[start of Data listing]

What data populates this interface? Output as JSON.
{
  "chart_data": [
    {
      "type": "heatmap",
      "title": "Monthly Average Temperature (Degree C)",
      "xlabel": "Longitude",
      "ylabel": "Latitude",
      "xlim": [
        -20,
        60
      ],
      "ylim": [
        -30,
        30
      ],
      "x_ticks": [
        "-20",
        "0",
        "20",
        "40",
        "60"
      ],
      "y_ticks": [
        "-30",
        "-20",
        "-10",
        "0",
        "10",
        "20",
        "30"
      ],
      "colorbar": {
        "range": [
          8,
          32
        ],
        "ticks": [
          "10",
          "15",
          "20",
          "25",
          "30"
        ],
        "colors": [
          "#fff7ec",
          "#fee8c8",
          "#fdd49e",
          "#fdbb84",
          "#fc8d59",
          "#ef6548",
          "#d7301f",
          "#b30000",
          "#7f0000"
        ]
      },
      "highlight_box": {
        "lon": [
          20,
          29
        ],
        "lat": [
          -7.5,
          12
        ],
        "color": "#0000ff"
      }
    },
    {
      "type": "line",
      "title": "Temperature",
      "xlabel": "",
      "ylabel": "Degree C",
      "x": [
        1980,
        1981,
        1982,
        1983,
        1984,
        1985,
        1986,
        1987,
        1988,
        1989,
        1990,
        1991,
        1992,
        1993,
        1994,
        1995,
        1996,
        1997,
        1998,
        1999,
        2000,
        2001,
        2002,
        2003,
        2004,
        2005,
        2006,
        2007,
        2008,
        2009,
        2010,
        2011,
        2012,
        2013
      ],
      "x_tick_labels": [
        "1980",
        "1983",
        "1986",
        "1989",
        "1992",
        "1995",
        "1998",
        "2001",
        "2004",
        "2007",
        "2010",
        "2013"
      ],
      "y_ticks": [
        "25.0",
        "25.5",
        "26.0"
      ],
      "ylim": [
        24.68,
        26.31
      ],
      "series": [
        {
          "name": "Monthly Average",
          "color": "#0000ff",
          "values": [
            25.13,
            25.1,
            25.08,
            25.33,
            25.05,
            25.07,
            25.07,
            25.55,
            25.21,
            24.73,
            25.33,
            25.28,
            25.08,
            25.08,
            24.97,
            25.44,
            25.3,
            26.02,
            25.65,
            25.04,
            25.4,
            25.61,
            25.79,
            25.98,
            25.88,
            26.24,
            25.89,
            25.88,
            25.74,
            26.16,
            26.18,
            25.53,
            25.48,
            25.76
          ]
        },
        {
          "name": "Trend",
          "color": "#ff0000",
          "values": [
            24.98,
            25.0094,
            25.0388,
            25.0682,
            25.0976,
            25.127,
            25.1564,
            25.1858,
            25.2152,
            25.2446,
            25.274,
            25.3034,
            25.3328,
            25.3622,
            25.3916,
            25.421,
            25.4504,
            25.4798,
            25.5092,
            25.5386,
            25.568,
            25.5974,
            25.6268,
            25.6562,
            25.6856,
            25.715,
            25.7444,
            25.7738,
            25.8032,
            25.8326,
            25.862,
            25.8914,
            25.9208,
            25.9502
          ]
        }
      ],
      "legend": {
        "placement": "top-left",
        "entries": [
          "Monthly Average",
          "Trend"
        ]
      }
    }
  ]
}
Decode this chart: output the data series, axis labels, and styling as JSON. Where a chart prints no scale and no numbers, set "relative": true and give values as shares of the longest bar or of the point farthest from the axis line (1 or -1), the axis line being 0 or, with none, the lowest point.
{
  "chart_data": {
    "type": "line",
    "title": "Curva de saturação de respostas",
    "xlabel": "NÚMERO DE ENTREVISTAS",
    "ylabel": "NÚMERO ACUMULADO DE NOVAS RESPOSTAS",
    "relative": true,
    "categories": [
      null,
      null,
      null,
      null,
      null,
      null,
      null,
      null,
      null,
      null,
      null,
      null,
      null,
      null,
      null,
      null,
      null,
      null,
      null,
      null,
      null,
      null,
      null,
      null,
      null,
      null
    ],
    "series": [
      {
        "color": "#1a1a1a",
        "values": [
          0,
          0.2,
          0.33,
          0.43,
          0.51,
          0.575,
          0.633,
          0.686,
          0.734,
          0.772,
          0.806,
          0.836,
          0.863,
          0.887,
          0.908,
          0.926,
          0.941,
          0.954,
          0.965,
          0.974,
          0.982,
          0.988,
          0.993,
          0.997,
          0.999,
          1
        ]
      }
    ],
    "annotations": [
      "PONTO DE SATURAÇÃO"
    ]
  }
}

[end of Data listing]

Which lines in the records above contain the string "Average"? Copy each one.

      "title": "Monthly Average Temperature (Degree C)",
          "name": "Monthly Average",
          "Monthly Average",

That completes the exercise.